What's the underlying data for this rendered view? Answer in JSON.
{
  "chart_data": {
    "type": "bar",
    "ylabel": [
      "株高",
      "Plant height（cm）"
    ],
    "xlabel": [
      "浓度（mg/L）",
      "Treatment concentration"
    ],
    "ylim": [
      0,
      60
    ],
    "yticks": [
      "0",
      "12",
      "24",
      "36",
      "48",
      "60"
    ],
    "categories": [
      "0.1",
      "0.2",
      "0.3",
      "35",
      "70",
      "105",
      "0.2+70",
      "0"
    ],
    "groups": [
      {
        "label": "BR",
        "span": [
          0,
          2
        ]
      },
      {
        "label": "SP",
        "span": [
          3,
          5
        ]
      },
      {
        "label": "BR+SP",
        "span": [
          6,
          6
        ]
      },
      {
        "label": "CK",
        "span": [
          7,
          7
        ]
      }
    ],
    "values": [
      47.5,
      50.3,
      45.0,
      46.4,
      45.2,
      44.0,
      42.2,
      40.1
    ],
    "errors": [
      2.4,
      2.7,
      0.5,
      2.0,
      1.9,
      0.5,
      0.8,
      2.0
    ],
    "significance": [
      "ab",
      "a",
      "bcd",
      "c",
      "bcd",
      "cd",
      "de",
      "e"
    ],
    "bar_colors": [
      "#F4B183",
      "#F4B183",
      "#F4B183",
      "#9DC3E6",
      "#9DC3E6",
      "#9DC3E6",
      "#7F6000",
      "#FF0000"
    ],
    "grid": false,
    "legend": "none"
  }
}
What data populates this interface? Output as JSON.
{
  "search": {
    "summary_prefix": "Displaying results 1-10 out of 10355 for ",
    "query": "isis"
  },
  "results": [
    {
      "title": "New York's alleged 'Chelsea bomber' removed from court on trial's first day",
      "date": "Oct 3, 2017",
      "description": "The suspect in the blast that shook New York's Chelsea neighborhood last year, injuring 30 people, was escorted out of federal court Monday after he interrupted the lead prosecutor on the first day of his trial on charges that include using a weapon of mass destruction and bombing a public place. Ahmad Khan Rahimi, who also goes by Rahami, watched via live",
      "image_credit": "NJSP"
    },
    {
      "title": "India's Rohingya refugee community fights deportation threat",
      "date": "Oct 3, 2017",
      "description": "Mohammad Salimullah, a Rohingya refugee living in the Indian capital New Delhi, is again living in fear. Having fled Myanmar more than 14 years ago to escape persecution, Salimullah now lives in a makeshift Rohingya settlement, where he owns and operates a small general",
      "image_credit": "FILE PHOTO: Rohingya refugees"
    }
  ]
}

> WRITTEN EXERCISE:
Transcribe the full listing above without leaving anything out.

> THE COMPLETED TASK:
What's the underlying data for this rendered view? Answer in JSON.
{
  "chart_data": {
    "type": "bar",
    "ylabel": [
      "株高",
      "Plant height（cm）"
    ],
    "xlabel": [
      "浓度（mg/L）",
      "Treatment concentration"
    ],
    "ylim": [
      0,
      60
    ],
    "yticks": [
      "0",
      "12",
      "24",
      "36",
      "48",
      "60"
    ],
    "categories": [
      "0.1",
      "0.2",
      "0.3",
      "35",
      "70",
      "105",
      "0.2+70",
      "0"
    ],
    "groups": [
      {
        "label": "BR",
        "span": [
          0,
          2
        ]
      },
      {
        "label": "SP",
        "span": [
          3,
          5
        ]
      },
      {
        "label": "BR+SP",
        "span": [
          6,
          6
        ]
      },
      {
        "label": "CK",
        "span": [
          7,
          7
        ]
      }
    ],
    "values": [
      47.5,
      50.3,
      45.0,
      46.4,
      45.2,
      44.0,
      42.2,
      40.1
    ],
    "errors": [
      2.4,
      2.7,
      0.5,
      2.0,
      1.9,
      0.5,
      0.8,
      2.0
    ],
    "significance": [
      "ab",
      "a",
      "bcd",
      "c",
      "bcd",
      "cd",
      "de",
      "e"
    ],
    "bar_colors": [
      "#F4B183",
      "#F4B183",
      "#F4B183",
      "#9DC3E6",
      "#9DC3E6",
      "#9DC3E6",
      "#7F6000",
      "#FF0000"
    ],
    "grid": false,
    "legend": "none"
  }
}
What data populates this interface? Output as JSON.
{
  "search": {
    "summary_prefix": "Displaying results 1-10 out of 10355 for ",
    "query": "isis"
  },
  "results": [
    {
      "title": "New York's alleged 'Chelsea bomber' removed from court on trial's first day",
      "date": "Oct 3, 2017",
      "description": "The suspect in the blast that shook New York's Chelsea neighborhood last year, injuring 30 people, was escorted out of federal court Monday after he interrupted the lead prosecutor on the first day of his trial on charges that include using a weapon of mass destruction and bombing a public place. Ahmad Khan Rahimi, who also goes by Rahami, watched via live",
      "image_credit": "NJSP"
    },
    {
      "title": "India's Rohingya refugee community fights deportation threat",
      "date": "Oct 3, 2017",
      "description": "Mohammad Salimullah, a Rohingya refugee living in the Indian capital New Delhi, is again living in fear. Having fled Myanmar more than 14 years ago to escape persecution, Salimullah now lives in a makeshift Rohingya settlement, where he owns and operates a small general",
      "image_credit": "FILE PHOTO: Rohingya refugees"
    }
  ]
}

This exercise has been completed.